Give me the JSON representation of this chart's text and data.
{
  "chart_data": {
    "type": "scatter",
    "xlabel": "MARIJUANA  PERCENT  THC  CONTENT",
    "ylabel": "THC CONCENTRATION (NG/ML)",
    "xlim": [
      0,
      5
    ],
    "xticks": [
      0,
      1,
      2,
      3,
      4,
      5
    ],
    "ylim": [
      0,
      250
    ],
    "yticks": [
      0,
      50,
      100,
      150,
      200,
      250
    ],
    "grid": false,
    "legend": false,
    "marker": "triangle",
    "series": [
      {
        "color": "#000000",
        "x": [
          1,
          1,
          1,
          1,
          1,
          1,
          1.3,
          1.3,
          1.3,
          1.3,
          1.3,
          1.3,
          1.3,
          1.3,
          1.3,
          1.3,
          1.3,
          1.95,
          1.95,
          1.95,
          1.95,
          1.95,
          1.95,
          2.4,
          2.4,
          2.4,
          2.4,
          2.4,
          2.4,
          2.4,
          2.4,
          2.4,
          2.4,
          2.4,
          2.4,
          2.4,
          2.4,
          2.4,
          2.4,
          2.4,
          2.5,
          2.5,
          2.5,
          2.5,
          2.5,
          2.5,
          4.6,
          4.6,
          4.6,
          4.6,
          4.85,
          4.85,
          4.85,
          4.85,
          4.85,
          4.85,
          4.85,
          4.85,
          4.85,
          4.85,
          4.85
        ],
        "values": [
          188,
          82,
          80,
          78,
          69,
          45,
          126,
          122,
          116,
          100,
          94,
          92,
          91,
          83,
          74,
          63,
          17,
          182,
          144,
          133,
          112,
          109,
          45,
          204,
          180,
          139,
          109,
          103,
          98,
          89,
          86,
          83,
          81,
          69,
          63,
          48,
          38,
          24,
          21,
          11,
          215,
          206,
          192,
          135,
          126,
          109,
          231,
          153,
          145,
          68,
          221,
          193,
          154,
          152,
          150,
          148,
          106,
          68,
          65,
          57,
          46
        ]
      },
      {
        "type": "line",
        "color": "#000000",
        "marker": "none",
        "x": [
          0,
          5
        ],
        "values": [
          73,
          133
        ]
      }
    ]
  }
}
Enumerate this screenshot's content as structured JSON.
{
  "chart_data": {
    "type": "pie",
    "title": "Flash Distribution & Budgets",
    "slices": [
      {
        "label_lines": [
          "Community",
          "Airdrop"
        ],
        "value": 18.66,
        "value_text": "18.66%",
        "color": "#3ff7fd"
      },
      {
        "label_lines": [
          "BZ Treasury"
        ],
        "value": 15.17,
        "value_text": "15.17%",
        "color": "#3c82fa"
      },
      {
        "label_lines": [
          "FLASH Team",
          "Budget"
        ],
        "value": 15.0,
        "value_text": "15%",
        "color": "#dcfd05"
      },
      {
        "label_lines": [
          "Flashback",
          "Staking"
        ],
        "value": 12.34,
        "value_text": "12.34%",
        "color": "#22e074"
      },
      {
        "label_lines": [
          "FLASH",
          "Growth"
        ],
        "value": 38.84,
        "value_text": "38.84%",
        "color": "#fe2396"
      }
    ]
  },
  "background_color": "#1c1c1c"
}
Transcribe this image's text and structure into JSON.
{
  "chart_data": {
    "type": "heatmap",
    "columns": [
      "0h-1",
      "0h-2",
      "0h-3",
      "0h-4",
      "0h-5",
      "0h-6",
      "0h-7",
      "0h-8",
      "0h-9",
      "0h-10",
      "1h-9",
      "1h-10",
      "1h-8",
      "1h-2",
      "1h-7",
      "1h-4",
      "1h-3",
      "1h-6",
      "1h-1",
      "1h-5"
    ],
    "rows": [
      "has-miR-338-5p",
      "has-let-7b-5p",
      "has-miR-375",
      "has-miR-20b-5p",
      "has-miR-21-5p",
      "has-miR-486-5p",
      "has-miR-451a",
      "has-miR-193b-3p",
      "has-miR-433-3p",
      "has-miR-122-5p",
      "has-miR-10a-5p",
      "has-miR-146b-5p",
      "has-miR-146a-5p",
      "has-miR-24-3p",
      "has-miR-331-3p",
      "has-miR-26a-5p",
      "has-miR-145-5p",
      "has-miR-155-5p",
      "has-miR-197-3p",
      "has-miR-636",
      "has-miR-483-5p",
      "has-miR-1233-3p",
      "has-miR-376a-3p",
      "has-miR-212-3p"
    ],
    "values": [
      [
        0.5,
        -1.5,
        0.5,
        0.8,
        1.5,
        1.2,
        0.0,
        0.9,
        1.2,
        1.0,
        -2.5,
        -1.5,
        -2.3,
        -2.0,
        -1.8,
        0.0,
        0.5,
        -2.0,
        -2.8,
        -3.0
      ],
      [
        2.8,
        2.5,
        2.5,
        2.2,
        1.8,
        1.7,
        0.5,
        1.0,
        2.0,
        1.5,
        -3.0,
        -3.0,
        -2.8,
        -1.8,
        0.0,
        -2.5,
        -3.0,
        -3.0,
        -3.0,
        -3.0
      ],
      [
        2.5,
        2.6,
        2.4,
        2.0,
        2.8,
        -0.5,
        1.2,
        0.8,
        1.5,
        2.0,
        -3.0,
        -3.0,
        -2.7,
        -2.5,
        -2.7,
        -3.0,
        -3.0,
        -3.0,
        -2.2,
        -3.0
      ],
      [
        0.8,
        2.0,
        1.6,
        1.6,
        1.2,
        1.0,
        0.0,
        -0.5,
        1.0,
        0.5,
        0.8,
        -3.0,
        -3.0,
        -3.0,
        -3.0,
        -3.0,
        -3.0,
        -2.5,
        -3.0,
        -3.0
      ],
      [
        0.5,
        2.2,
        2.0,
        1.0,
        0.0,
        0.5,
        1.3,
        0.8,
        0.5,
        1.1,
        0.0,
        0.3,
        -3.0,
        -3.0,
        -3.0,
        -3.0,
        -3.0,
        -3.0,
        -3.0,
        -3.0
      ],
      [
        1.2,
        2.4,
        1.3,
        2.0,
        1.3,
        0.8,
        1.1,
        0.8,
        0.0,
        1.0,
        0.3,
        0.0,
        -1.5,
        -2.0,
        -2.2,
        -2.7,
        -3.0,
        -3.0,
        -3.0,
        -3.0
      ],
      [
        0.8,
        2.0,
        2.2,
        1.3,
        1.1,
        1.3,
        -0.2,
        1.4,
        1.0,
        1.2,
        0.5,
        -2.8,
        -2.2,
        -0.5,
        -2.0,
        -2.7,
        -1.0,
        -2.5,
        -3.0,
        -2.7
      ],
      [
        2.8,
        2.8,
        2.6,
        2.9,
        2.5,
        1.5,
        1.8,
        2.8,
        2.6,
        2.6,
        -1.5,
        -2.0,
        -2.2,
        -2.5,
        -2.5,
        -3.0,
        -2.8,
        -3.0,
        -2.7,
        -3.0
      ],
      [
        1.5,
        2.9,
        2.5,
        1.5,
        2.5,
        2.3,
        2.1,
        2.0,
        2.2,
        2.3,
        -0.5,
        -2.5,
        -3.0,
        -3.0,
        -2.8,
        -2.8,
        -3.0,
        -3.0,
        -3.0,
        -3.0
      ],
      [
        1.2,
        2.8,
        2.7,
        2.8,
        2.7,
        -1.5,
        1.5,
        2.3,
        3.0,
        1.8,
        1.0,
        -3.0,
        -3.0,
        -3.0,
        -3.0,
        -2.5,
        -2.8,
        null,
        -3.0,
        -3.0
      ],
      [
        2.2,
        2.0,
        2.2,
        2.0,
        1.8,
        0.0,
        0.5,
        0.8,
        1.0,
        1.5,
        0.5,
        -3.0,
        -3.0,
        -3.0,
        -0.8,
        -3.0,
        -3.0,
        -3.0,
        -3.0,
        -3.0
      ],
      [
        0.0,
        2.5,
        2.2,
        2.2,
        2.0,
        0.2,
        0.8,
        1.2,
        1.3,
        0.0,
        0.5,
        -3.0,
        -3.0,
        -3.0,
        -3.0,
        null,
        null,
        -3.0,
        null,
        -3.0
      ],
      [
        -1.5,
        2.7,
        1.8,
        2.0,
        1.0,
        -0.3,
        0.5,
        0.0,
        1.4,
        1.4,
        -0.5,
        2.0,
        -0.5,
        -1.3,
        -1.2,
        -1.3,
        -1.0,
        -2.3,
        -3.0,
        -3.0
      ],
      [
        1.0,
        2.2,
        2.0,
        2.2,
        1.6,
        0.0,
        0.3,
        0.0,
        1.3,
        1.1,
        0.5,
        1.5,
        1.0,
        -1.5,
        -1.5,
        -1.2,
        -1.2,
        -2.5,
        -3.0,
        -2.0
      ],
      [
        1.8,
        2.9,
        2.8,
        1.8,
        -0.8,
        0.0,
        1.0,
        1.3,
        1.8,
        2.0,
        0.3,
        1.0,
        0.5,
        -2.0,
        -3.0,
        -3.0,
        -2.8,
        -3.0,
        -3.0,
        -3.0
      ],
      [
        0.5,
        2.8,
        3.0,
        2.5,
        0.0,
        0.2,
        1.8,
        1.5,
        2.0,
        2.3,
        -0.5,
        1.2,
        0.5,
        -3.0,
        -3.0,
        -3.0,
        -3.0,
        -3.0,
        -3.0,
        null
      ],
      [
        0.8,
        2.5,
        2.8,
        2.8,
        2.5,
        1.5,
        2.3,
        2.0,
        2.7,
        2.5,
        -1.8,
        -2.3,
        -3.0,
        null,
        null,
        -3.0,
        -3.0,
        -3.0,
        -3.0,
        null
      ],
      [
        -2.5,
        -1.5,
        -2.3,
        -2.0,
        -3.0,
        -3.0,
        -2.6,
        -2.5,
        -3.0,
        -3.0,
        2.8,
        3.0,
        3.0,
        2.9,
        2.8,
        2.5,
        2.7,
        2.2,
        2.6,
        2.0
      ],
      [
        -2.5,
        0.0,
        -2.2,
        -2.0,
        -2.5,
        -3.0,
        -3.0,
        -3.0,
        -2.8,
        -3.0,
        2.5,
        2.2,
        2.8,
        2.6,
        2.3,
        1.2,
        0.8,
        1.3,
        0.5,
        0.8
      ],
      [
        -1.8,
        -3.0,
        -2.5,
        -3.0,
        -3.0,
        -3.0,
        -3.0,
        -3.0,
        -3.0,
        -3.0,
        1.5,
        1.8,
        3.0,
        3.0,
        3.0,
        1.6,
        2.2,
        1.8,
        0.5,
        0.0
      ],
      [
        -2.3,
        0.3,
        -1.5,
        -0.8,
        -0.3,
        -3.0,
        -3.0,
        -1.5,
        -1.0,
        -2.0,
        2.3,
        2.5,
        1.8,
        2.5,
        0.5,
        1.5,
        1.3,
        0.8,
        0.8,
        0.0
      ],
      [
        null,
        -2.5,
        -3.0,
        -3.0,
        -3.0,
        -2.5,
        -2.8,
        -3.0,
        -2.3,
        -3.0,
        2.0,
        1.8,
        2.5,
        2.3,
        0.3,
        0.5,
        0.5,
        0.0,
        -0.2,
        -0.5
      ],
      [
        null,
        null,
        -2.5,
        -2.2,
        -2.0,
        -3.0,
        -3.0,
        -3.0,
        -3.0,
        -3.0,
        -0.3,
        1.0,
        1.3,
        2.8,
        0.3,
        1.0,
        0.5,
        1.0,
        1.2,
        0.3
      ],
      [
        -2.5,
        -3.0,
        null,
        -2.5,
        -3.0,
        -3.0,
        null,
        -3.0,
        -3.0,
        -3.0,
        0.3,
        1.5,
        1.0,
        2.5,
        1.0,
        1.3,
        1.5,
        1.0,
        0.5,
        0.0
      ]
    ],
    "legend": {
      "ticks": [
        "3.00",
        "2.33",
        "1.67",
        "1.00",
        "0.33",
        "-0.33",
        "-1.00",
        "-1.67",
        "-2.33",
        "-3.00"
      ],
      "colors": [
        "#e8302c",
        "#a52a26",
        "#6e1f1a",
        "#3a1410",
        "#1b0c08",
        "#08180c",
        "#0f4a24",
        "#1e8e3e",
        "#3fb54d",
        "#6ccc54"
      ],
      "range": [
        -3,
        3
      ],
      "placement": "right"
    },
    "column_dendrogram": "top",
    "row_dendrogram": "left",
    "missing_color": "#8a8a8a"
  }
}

Description of the task:
Check every line for "this" and show the ones that have it.

Output:
Give me the JSON representation of this chart's text and data.
Enumerate this screenshot's content as structured JSON.
Transcribe this image's text and structure into JSON.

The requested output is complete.